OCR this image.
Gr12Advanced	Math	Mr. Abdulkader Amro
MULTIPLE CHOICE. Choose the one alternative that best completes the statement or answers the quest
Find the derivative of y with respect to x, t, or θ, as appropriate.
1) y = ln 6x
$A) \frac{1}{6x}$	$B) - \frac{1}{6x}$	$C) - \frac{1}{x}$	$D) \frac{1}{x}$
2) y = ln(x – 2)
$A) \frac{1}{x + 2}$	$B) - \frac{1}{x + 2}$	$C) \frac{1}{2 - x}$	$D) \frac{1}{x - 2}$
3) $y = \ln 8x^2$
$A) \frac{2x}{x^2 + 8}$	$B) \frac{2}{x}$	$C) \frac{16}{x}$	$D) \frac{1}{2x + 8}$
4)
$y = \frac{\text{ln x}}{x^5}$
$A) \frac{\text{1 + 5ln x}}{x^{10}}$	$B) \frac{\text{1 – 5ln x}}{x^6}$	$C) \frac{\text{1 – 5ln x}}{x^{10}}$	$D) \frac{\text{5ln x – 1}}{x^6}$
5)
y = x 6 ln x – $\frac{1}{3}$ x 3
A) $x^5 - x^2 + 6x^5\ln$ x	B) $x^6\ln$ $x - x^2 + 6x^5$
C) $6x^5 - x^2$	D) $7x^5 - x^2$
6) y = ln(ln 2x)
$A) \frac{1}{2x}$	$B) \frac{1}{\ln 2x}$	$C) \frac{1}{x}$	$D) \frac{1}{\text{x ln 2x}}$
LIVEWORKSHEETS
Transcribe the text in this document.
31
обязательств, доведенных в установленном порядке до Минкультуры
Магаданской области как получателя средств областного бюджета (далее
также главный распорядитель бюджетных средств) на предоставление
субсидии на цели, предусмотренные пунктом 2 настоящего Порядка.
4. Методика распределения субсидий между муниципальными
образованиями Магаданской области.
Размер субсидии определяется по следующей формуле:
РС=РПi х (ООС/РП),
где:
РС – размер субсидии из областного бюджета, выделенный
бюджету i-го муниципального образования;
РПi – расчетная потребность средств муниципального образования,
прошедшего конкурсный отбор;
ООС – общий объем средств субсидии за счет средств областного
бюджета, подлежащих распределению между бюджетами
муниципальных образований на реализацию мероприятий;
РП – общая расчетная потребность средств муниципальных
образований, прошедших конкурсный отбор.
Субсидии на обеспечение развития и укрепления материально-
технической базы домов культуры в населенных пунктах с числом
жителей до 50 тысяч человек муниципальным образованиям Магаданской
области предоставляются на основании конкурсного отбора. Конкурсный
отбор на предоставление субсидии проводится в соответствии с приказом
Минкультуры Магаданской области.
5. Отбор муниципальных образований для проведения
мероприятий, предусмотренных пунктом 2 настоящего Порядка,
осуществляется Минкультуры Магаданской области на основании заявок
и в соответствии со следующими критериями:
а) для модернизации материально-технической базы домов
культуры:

**********

Copy every line of the entries above in which "бюджета" occurs.

Магаданской области как получателя средств областного бюджета (далее
РС – размер субсидии из областного бюджета, выделенный
бюджета, подлежащих распределению между бюджетами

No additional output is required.